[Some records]
● ● ● ● ●

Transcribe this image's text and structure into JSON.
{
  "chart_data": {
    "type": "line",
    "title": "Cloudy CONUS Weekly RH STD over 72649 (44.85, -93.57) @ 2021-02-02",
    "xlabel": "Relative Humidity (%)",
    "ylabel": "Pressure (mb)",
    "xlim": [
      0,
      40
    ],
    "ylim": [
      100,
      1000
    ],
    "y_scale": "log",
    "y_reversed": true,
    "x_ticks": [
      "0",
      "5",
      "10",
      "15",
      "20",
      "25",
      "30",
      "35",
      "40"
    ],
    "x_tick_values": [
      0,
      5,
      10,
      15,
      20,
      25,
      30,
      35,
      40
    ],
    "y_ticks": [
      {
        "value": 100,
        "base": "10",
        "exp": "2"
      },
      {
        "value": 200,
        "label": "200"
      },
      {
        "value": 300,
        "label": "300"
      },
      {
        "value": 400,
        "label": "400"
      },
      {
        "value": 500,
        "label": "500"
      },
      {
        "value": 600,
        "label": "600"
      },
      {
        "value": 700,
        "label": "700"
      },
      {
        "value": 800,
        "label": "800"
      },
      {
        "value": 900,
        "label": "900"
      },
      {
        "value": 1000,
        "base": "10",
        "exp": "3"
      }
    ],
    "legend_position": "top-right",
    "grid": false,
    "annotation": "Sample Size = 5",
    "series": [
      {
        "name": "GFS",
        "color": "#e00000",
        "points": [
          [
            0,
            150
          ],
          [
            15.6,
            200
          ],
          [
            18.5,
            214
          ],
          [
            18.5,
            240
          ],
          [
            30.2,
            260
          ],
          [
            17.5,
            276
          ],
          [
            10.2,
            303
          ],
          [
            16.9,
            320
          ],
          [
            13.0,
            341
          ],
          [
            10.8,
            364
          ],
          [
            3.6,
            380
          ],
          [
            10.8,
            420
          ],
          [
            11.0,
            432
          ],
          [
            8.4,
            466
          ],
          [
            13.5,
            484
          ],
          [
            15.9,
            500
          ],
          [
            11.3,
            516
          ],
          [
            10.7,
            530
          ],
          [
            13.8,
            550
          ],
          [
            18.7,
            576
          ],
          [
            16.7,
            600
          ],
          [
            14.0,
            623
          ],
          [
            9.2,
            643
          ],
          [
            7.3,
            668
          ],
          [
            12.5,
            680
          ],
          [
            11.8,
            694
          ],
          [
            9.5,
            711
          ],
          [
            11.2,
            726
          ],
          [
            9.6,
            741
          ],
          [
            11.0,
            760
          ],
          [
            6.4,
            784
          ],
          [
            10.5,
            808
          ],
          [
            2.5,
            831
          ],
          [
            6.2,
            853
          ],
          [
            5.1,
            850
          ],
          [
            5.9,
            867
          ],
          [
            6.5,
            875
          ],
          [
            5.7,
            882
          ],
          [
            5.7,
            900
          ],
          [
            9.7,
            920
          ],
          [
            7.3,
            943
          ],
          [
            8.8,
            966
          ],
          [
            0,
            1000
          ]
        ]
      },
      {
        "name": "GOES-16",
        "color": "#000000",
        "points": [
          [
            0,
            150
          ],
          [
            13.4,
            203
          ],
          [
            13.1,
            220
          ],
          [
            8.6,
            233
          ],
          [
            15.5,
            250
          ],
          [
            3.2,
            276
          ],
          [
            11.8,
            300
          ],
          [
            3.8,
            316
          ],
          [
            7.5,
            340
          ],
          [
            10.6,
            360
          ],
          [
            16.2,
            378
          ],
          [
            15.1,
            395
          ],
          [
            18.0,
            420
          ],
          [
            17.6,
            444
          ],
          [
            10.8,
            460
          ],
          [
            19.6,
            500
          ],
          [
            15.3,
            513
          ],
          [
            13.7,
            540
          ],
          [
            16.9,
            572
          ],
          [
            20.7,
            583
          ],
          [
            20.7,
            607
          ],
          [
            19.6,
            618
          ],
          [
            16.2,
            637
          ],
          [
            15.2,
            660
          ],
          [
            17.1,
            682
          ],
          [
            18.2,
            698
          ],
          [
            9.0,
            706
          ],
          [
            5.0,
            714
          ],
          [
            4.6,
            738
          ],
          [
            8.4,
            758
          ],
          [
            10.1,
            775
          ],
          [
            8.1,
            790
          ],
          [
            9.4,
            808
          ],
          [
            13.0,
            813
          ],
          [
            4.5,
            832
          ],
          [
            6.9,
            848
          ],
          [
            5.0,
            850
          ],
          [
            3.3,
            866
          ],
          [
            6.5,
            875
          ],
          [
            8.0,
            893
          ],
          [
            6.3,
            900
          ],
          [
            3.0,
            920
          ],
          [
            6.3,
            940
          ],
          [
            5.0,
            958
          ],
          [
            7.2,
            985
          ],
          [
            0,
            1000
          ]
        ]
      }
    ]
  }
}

● ● ● ● ●

Type the material above out again, exactly.

Transcribe this image's text and structure into JSON.
{
  "chart_data": {
    "type": "line",
    "title": "Cloudy CONUS Weekly RH STD over 72649 (44.85, -93.57) @ 2021-02-02",
    "xlabel": "Relative Humidity (%)",
    "ylabel": "Pressure (mb)",
    "xlim": [
      0,
      40
    ],
    "ylim": [
      100,
      1000
    ],
    "y_scale": "log",
    "y_reversed": true,
    "x_ticks": [
      "0",
      "5",
      "10",
      "15",
      "20",
      "25",
      "30",
      "35",
      "40"
    ],
    "x_tick_values": [
      0,
      5,
      10,
      15,
      20,
      25,
      30,
      35,
      40
    ],
    "y_ticks": [
      {
        "value": 100,
        "base": "10",
        "exp": "2"
      },
      {
        "value": 200,
        "label": "200"
      },
      {
        "value": 300,
        "label": "300"
      },
      {
        "value": 400,
        "label": "400"
      },
      {
        "value": 500,
        "label": "500"
      },
      {
        "value": 600,
        "label": "600"
      },
      {
        "value": 700,
        "label": "700"
      },
      {
        "value": 800,
        "label": "800"
      },
      {
        "value": 900,
        "label": "900"
      },
      {
        "value": 1000,
        "base": "10",
        "exp": "3"
      }
    ],
    "legend_position": "top-right",
    "grid": false,
    "annotation": "Sample Size = 5",
    "series": [
      {
        "name": "GFS",
        "color": "#e00000",
        "points": [
          [
            0,
            150
          ],
          [
            15.6,
            200
          ],
          [
            18.5,
            214
          ],
          [
            18.5,
            240
          ],
          [
            30.2,
            260
          ],
          [
            17.5,
            276
          ],
          [
            10.2,
            303
          ],
          [
            16.9,
            320
          ],
          [
            13.0,
            341
          ],
          [
            10.8,
            364
          ],
          [
            3.6,
            380
          ],
          [
            10.8,
            420
          ],
          [
            11.0,
            432
          ],
          [
            8.4,
            466
          ],
          [
            13.5,
            484
          ],
          [
            15.9,
            500
          ],
          [
            11.3,
            516
          ],
          [
            10.7,
            530
          ],
          [
            13.8,
            550
          ],
          [
            18.7,
            576
          ],
          [
            16.7,
            600
          ],
          [
            14.0,
            623
          ],
          [
            9.2,
            643
          ],
          [
            7.3,
            668
          ],
          [
            12.5,
            680
          ],
          [
            11.8,
            694
          ],
          [
            9.5,
            711
          ],
          [
            11.2,
            726
          ],
          [
            9.6,
            741
          ],
          [
            11.0,
            760
          ],
          [
            6.4,
            784
          ],
          [
            10.5,
            808
          ],
          [
            2.5,
            831
          ],
          [
            6.2,
            853
          ],
          [
            5.1,
            850
          ],
          [
            5.9,
            867
          ],
          [
            6.5,
            875
          ],
          [
            5.7,
            882
          ],
          [
            5.7,
            900
          ],
          [
            9.7,
            920
          ],
          [
            7.3,
            943
          ],
          [
            8.8,
            966
          ],
          [
            0,
            1000
          ]
        ]
      },
      {
        "name": "GOES-16",
        "color": "#000000",
        "points": [
          [
            0,
            150
          ],
          [
            13.4,
            203
          ],
          [
            13.1,
            220
          ],
          [
            8.6,
            233
          ],
          [
            15.5,
            250
          ],
          [
            3.2,
            276
          ],
          [
            11.8,
            300
          ],
          [
            3.8,
            316
          ],
          [
            7.5,
            340
          ],
          [
            10.6,
            360
          ],
          [
            16.2,
            378
          ],
          [
            15.1,
            395
          ],
          [
            18.0,
            420
          ],
          [
            17.6,
            444
          ],
          [
            10.8,
            460
          ],
          [
            19.6,
            500
          ],
          [
            15.3,
            513
          ],
          [
            13.7,
            540
          ],
          [
            16.9,
            572
          ],
          [
            20.7,
            583
          ],
          [
            20.7,
            607
          ],
          [
            19.6,
            618
          ],
          [
            16.2,
            637
          ],
          [
            15.2,
            660
          ],
          [
            17.1,
            682
          ],
          [
            18.2,
            698
          ],
          [
            9.0,
            706
          ],
          [
            5.0,
            714
          ],
          [
            4.6,
            738
          ],
          [
            8.4,
            758
          ],
          [
            10.1,
            775
          ],
          [
            8.1,
            790
          ],
          [
            9.4,
            808
          ],
          [
            13.0,
            813
          ],
          [
            4.5,
            832
          ],
          [
            6.9,
            848
          ],
          [
            5.0,
            850
          ],
          [
            3.3,
            866
          ],
          [
            6.5,
            875
          ],
          [
            8.0,
            893
          ],
          [
            6.3,
            900
          ],
          [
            3.0,
            920
          ],
          [
            6.3,
            940
          ],
          [
            5.0,
            958
          ],
          [
            7.2,
            985
          ],
          [
            0,
            1000
          ]
        ]
      }
    ]
  }
}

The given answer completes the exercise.